Exercise aim:
Extract the text of each entry below exactly, leaving every image behind.

::::

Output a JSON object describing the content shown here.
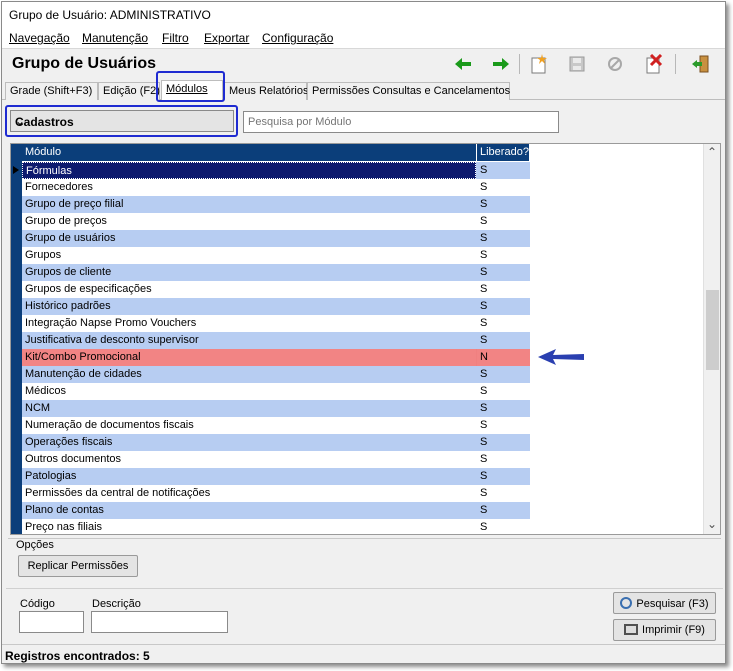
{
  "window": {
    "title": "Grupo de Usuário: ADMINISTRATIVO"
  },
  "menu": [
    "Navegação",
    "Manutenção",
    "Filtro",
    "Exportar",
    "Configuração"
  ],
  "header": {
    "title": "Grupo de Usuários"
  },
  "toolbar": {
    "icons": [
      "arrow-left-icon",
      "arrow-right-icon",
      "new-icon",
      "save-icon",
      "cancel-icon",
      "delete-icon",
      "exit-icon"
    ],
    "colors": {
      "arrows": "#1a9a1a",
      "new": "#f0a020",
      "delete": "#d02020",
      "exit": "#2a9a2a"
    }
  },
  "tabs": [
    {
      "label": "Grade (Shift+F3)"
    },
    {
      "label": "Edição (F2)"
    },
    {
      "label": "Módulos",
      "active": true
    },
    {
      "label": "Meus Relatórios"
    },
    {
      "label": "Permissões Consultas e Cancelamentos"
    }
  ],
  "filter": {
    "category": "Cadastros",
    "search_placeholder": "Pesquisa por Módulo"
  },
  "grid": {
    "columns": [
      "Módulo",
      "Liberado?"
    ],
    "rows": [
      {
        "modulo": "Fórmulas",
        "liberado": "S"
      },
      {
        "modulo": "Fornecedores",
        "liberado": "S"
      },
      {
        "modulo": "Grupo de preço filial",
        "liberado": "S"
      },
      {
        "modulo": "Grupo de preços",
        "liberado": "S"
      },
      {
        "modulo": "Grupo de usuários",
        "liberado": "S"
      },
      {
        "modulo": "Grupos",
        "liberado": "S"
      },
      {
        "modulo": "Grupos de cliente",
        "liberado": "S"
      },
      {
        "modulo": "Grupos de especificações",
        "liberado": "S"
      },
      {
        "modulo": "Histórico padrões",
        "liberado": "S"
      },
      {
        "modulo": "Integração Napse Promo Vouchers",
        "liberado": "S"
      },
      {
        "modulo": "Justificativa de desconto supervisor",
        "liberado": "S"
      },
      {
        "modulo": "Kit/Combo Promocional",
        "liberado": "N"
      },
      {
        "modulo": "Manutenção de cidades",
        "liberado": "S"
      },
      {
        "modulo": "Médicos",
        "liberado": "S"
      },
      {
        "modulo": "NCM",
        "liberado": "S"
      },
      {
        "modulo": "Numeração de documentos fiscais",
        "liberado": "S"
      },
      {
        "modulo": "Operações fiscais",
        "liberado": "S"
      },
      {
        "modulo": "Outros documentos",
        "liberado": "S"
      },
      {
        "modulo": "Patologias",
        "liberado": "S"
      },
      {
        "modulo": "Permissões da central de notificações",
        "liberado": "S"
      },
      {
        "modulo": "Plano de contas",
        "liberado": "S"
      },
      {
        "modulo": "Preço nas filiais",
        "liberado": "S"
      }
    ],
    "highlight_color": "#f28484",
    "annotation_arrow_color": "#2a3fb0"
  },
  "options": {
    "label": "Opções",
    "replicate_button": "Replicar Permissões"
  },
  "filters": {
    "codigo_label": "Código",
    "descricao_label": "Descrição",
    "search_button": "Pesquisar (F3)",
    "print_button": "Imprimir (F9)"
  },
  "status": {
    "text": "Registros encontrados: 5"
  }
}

::::

Output for this exercise:
Output a JSON object describing the content shown here.
{
  "window": {
    "title": "Grupo de Usuário: ADMINISTRATIVO"
  },
  "menu": [
    "Navegação",
    "Manutenção",
    "Filtro",
    "Exportar",
    "Configuração"
  ],
  "header": {
    "title": "Grupo de Usuários"
  },
  "toolbar": {
    "icons": [
      "arrow-left-icon",
      "arrow-right-icon",
      "new-icon",
      "save-icon",
      "cancel-icon",
      "delete-icon",
      "exit-icon"
    ],
    "colors": {
      "arrows": "#1a9a1a",
      "new": "#f0a020",
      "delete": "#d02020",
      "exit": "#2a9a2a"
    }
  },
  "tabs": [
    {
      "label": "Grade (Shift+F3)"
    },
    {
      "label": "Edição (F2)"
    },
    {
      "label": "Módulos",
      "active": true
    },
    {
      "label": "Meus Relatórios"
    },
    {
      "label": "Permissões Consultas e Cancelamentos"
    }
  ],
  "filter": {
    "category": "Cadastros",
    "search_placeholder": "Pesquisa por Módulo"
  },
  "grid": {
    "columns": [
      "Módulo",
      "Liberado?"
    ],
    "rows": [
      {
        "modulo": "Fórmulas",
        "liberado": "S"
      },
      {
        "modulo": "Fornecedores",
        "liberado": "S"
      },
      {
        "modulo": "Grupo de preço filial",
        "liberado": "S"
      },
      {
        "modulo": "Grupo de preços",
        "liberado": "S"
      },
      {
        "modulo": "Grupo de usuários",
        "liberado": "S"
      },
      {
        "modulo": "Grupos",
        "liberado": "S"
      },
      {
        "modulo": "Grupos de cliente",
        "liberado": "S"
      },
      {
        "modulo": "Grupos de especificações",
        "liberado": "S"
      },
      {
        "modulo": "Histórico padrões",
        "liberado": "S"
      },
      {
        "modulo": "Integração Napse Promo Vouchers",
        "liberado": "S"
      },
      {
        "modulo": "Justificativa de desconto supervisor",
        "liberado": "S"
      },
      {
        "modulo": "Kit/Combo Promocional",
        "liberado": "N"
      },
      {
        "modulo": "Manutenção de cidades",
        "liberado": "S"
      },
      {
        "modulo": "Médicos",
        "liberado": "S"
      },
      {
        "modulo": "NCM",
        "liberado": "S"
      },
      {
        "modulo": "Numeração de documentos fiscais",
        "liberado": "S"
      },
      {
        "modulo": "Operações fiscais",
        "liberado": "S"
      },
      {
        "modulo": "Outros documentos",
        "liberado": "S"
      },
      {
        "modulo": "Patologias",
        "liberado": "S"
      },
      {
        "modulo": "Permissões da central de notificações",
        "liberado": "S"
      },
      {
        "modulo": "Plano de contas",
        "liberado": "S"
      },
      {
        "modulo": "Preço nas filiais",
        "liberado": "S"
      }
    ],
    "highlight_color": "#f28484",
    "annotation_arrow_color": "#2a3fb0"
  },
  "options": {
    "label": "Opções",
    "replicate_button": "Replicar Permissões"
  },
  "filters": {
    "codigo_label": "Código",
    "descricao_label": "Descrição",
    "search_button": "Pesquisar (F3)",
    "print_button": "Imprimir (F9)"
  },
  "status": {
    "text": "Registros encontrados: 5"
  }
}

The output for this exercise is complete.